**EXERCISE REQUIREMENTS**
Skip the pictures and repeat each line of the data exactly.

** START OF GIVEN INFORMATION **

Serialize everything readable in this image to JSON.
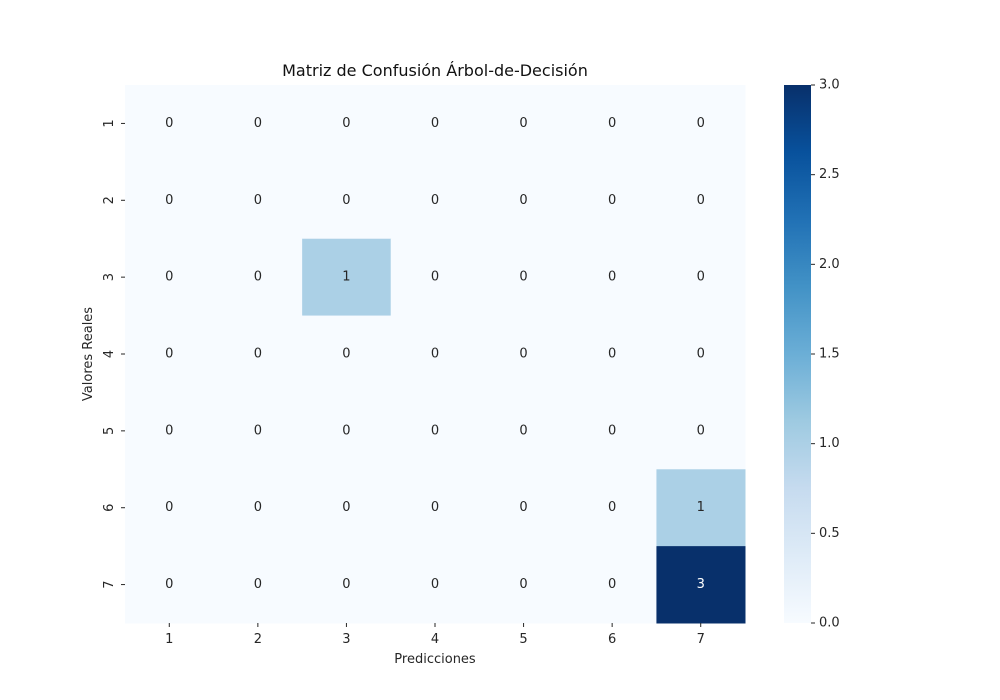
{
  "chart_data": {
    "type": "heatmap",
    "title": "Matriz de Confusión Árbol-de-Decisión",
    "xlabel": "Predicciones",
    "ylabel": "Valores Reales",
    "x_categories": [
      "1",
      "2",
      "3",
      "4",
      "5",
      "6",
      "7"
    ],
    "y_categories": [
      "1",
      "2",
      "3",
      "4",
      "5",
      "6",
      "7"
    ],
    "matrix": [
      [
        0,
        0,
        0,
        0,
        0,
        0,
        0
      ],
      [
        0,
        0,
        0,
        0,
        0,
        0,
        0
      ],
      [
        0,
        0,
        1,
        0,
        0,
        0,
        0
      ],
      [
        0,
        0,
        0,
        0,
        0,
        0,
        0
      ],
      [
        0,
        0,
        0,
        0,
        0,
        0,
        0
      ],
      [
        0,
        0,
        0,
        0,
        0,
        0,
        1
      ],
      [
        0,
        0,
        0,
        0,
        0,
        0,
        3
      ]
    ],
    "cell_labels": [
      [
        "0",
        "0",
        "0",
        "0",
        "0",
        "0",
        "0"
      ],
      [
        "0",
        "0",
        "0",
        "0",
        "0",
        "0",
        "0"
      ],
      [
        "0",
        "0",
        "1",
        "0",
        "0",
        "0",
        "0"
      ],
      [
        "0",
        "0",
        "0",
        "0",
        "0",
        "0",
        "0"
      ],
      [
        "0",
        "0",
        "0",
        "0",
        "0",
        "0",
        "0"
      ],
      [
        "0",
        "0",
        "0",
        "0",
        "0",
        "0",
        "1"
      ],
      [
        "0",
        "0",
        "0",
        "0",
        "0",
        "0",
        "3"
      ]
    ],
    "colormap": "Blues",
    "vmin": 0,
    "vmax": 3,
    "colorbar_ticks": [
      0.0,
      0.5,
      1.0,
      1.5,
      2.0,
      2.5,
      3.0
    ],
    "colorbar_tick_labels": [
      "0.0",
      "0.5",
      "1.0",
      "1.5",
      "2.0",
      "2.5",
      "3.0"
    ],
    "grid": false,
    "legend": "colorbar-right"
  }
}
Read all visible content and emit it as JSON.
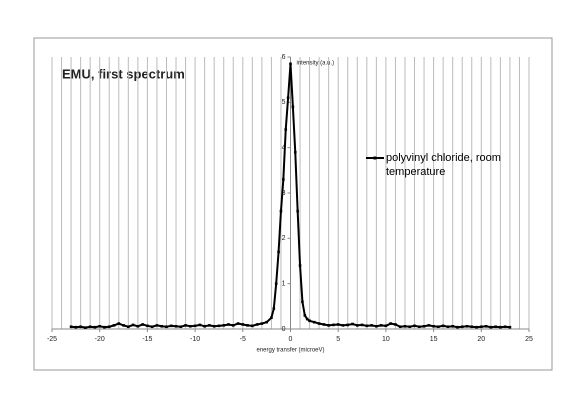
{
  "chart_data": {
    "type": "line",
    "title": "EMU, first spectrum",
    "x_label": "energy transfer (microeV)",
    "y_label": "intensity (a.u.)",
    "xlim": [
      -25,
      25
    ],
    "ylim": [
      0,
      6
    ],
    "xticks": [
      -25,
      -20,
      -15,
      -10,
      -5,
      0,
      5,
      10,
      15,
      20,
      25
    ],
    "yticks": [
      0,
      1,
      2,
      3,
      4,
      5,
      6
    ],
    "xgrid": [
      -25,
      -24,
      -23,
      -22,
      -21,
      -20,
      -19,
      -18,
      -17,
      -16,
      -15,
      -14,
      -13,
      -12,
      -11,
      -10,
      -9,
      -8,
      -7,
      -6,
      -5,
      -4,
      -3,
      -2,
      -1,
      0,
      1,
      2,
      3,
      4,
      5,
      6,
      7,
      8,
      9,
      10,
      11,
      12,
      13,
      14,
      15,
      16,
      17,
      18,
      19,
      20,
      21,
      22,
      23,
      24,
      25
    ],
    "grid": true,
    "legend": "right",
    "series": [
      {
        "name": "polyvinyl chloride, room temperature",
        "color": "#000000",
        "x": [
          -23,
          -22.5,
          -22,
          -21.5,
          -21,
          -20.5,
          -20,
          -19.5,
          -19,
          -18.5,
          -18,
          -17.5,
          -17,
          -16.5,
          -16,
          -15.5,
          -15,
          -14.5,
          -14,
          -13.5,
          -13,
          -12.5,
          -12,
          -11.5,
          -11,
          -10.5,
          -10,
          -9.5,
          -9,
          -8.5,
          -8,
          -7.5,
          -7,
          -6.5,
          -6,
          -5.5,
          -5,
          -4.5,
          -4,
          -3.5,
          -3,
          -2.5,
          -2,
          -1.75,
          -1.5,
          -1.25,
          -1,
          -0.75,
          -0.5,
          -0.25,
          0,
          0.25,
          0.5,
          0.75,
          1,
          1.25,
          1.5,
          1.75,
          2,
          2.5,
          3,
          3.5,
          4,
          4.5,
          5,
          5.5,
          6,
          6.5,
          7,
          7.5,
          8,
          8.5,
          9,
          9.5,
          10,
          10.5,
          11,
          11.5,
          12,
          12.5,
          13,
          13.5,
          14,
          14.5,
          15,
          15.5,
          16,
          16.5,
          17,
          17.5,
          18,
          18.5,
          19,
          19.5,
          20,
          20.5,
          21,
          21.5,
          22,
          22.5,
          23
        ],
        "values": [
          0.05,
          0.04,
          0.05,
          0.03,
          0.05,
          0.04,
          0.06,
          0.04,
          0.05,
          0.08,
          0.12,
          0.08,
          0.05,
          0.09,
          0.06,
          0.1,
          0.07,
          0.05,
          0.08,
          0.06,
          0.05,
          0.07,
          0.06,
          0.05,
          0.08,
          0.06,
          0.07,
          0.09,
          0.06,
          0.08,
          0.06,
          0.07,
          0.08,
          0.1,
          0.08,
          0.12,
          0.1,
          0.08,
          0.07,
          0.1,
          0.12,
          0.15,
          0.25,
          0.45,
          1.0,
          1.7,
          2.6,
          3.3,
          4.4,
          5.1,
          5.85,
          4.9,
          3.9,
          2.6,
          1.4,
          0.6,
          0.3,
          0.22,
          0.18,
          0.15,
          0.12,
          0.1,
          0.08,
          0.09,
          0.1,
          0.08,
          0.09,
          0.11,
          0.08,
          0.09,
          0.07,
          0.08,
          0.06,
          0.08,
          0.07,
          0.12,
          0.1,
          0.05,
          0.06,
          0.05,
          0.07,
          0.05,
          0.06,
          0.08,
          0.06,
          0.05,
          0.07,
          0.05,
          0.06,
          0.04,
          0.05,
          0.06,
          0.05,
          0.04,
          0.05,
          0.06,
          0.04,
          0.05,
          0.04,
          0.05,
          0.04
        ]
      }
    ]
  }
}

** END OF GIVEN INFORMATION **

**TASK RESULT**
Serialize everything readable in this image to JSON.
{
  "chart_data": {
    "type": "heatmap",
    "title": "Matriz de Confusión Árbol-de-Decisión",
    "xlabel": "Predicciones",
    "ylabel": "Valores Reales",
    "x_categories": [
      "1",
      "2",
      "3",
      "4",
      "5",
      "6",
      "7"
    ],
    "y_categories": [
      "1",
      "2",
      "3",
      "4",
      "5",
      "6",
      "7"
    ],
    "matrix": [
      [
        0,
        0,
        0,
        0,
        0,
        0,
        0
      ],
      [
        0,
        0,
        0,
        0,
        0,
        0,
        0
      ],
      [
        0,
        0,
        1,
        0,
        0,
        0,
        0
      ],
      [
        0,
        0,
        0,
        0,
        0,
        0,
        0
      ],
      [
        0,
        0,
        0,
        0,
        0,
        0,
        0
      ],
      [
        0,
        0,
        0,
        0,
        0,
        0,
        1
      ],
      [
        0,
        0,
        0,
        0,
        0,
        0,
        3
      ]
    ],
    "cell_labels": [
      [
        "0",
        "0",
        "0",
        "0",
        "0",
        "0",
        "0"
      ],
      [
        "0",
        "0",
        "0",
        "0",
        "0",
        "0",
        "0"
      ],
      [
        "0",
        "0",
        "1",
        "0",
        "0",
        "0",
        "0"
      ],
      [
        "0",
        "0",
        "0",
        "0",
        "0",
        "0",
        "0"
      ],
      [
        "0",
        "0",
        "0",
        "0",
        "0",
        "0",
        "0"
      ],
      [
        "0",
        "0",
        "0",
        "0",
        "0",
        "0",
        "1"
      ],
      [
        "0",
        "0",
        "0",
        "0",
        "0",
        "0",
        "3"
      ]
    ],
    "colormap": "Blues",
    "vmin": 0,
    "vmax": 3,
    "colorbar_ticks": [
      0.0,
      0.5,
      1.0,
      1.5,
      2.0,
      2.5,
      3.0
    ],
    "colorbar_tick_labels": [
      "0.0",
      "0.5",
      "1.0",
      "1.5",
      "2.0",
      "2.5",
      "3.0"
    ],
    "grid": false,
    "legend": "colorbar-right"
  }
}
Read all visible content and emit it as JSON.
{
  "chart_data": {
    "type": "line",
    "title": "EMU, first spectrum",
    "x_label": "energy transfer (microeV)",
    "y_label": "intensity (a.u.)",
    "xlim": [
      -25,
      25
    ],
    "ylim": [
      0,
      6
    ],
    "xticks": [
      -25,
      -20,
      -15,
      -10,
      -5,
      0,
      5,
      10,
      15,
      20,
      25
    ],
    "yticks": [
      0,
      1,
      2,
      3,
      4,
      5,
      6
    ],
    "xgrid": [
      -25,
      -24,
      -23,
      -22,
      -21,
      -20,
      -19,
      -18,
      -17,
      -16,
      -15,
      -14,
      -13,
      -12,
      -11,
      -10,
      -9,
      -8,
      -7,
      -6,
      -5,
      -4,
      -3,
      -2,
      -1,
      0,
      1,
      2,
      3,
      4,
      5,
      6,
      7,
      8,
      9,
      10,
      11,
      12,
      13,
      14,
      15,
      16,
      17,
      18,
      19,
      20,
      21,
      22,
      23,
      24,
      25
    ],
    "grid": true,
    "legend": "right",
    "series": [
      {
        "name": "polyvinyl chloride, room temperature",
        "color": "#000000",
        "x": [
          -23,
          -22.5,
          -22,
          -21.5,
          -21,
          -20.5,
          -20,
          -19.5,
          -19,
          -18.5,
          -18,
          -17.5,
          -17,
          -16.5,
          -16,
          -15.5,
          -15,
          -14.5,
          -14,
          -13.5,
          -13,
          -12.5,
          -12,
          -11.5,
          -11,
          -10.5,
          -10,
          -9.5,
          -9,
          -8.5,
          -8,
          -7.5,
          -7,
          -6.5,
          -6,
          -5.5,
          -5,
          -4.5,
          -4,
          -3.5,
          -3,
          -2.5,
          -2,
          -1.75,
          -1.5,
          -1.25,
          -1,
          -0.75,
          -0.5,
          -0.25,
          0,
          0.25,
          0.5,
          0.75,
          1,
          1.25,
          1.5,
          1.75,
          2,
          2.5,
          3,
          3.5,
          4,
          4.5,
          5,
          5.5,
          6,
          6.5,
          7,
          7.5,
          8,
          8.5,
          9,
          9.5,
          10,
          10.5,
          11,
          11.5,
          12,
          12.5,
          13,
          13.5,
          14,
          14.5,
          15,
          15.5,
          16,
          16.5,
          17,
          17.5,
          18,
          18.5,
          19,
          19.5,
          20,
          20.5,
          21,
          21.5,
          22,
          22.5,
          23
        ],
        "values": [
          0.05,
          0.04,
          0.05,
          0.03,
          0.05,
          0.04,
          0.06,
          0.04,
          0.05,
          0.08,
          0.12,
          0.08,
          0.05,
          0.09,
          0.06,
          0.1,
          0.07,
          0.05,
          0.08,
          0.06,
          0.05,
          0.07,
          0.06,
          0.05,
          0.08,
          0.06,
          0.07,
          0.09,
          0.06,
          0.08,
          0.06,
          0.07,
          0.08,
          0.1,
          0.08,
          0.12,
          0.1,
          0.08,
          0.07,
          0.1,
          0.12,
          0.15,
          0.25,
          0.45,
          1.0,
          1.7,
          2.6,
          3.3,
          4.4,
          5.1,
          5.85,
          4.9,
          3.9,
          2.6,
          1.4,
          0.6,
          0.3,
          0.22,
          0.18,
          0.15,
          0.12,
          0.1,
          0.08,
          0.09,
          0.1,
          0.08,
          0.09,
          0.11,
          0.08,
          0.09,
          0.07,
          0.08,
          0.06,
          0.08,
          0.07,
          0.12,
          0.1,
          0.05,
          0.06,
          0.05,
          0.07,
          0.05,
          0.06,
          0.08,
          0.06,
          0.05,
          0.07,
          0.05,
          0.06,
          0.04,
          0.05,
          0.06,
          0.05,
          0.04,
          0.05,
          0.06,
          0.04,
          0.05,
          0.04,
          0.05,
          0.04
        ]
      }
    ]
  }
}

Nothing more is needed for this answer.